### GIVEN RECORDS
☆ ☆ ☆ ☆
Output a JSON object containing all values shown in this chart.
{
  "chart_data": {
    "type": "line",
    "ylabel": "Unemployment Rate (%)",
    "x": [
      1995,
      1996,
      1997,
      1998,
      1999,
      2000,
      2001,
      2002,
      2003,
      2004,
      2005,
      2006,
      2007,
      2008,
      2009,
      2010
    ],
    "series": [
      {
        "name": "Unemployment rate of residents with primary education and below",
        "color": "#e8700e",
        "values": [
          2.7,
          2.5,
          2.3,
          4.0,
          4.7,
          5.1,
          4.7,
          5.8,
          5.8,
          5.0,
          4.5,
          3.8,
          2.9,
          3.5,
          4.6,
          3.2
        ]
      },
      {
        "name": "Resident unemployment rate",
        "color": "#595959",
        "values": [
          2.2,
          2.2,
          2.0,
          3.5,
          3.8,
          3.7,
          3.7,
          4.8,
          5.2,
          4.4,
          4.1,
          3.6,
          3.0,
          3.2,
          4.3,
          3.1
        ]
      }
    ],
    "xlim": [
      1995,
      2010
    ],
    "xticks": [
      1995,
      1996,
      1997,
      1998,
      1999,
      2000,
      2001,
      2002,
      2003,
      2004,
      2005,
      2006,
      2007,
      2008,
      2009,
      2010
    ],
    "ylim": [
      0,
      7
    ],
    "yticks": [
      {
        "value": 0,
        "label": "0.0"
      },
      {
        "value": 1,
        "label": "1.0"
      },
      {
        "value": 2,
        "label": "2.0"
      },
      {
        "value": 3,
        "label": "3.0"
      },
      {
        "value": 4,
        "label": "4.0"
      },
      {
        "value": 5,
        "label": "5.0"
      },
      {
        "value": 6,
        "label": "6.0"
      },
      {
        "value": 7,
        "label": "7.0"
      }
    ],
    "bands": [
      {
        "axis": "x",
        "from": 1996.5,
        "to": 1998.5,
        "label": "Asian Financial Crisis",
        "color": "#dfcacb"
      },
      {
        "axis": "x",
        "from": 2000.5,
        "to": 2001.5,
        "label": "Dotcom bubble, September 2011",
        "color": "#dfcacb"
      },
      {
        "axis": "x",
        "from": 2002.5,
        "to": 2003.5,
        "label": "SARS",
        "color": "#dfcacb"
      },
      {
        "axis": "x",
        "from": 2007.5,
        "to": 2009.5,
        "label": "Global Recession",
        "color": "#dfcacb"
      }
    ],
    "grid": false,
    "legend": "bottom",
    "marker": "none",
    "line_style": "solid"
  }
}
☆ ☆ ☆ ☆
### WHAT YOU NEED TO DO
Provide all the records again, word for word.

### SOLUTION
Output a JSON object containing all values shown in this chart.
{
  "chart_data": {
    "type": "line",
    "ylabel": "Unemployment Rate (%)",
    "x": [
      1995,
      1996,
      1997,
      1998,
      1999,
      2000,
      2001,
      2002,
      2003,
      2004,
      2005,
      2006,
      2007,
      2008,
      2009,
      2010
    ],
    "series": [
      {
        "name": "Unemployment rate of residents with primary education and below",
        "color": "#e8700e",
        "values": [
          2.7,
          2.5,
          2.3,
          4.0,
          4.7,
          5.1,
          4.7,
          5.8,
          5.8,
          5.0,
          4.5,
          3.8,
          2.9,
          3.5,
          4.6,
          3.2
        ]
      },
      {
        "name": "Resident unemployment rate",
        "color": "#595959",
        "values": [
          2.2,
          2.2,
          2.0,
          3.5,
          3.8,
          3.7,
          3.7,
          4.8,
          5.2,
          4.4,
          4.1,
          3.6,
          3.0,
          3.2,
          4.3,
          3.1
        ]
      }
    ],
    "xlim": [
      1995,
      2010
    ],
    "xticks": [
      1995,
      1996,
      1997,
      1998,
      1999,
      2000,
      2001,
      2002,
      2003,
      2004,
      2005,
      2006,
      2007,
      2008,
      2009,
      2010
    ],
    "ylim": [
      0,
      7
    ],
    "yticks": [
      {
        "value": 0,
        "label": "0.0"
      },
      {
        "value": 1,
        "label": "1.0"
      },
      {
        "value": 2,
        "label": "2.0"
      },
      {
        "value": 3,
        "label": "3.0"
      },
      {
        "value": 4,
        "label": "4.0"
      },
      {
        "value": 5,
        "label": "5.0"
      },
      {
        "value": 6,
        "label": "6.0"
      },
      {
        "value": 7,
        "label": "7.0"
      }
    ],
    "bands": [
      {
        "axis": "x",
        "from": 1996.5,
        "to": 1998.5,
        "label": "Asian Financial Crisis",
        "color": "#dfcacb"
      },
      {
        "axis": "x",
        "from": 2000.5,
        "to": 2001.5,
        "label": "Dotcom bubble, September 2011",
        "color": "#dfcacb"
      },
      {
        "axis": "x",
        "from": 2002.5,
        "to": 2003.5,
        "label": "SARS",
        "color": "#dfcacb"
      },
      {
        "axis": "x",
        "from": 2007.5,
        "to": 2009.5,
        "label": "Global Recession",
        "color": "#dfcacb"
      }
    ],
    "grid": false,
    "legend": "bottom",
    "marker": "none",
    "line_style": "solid"
  }
}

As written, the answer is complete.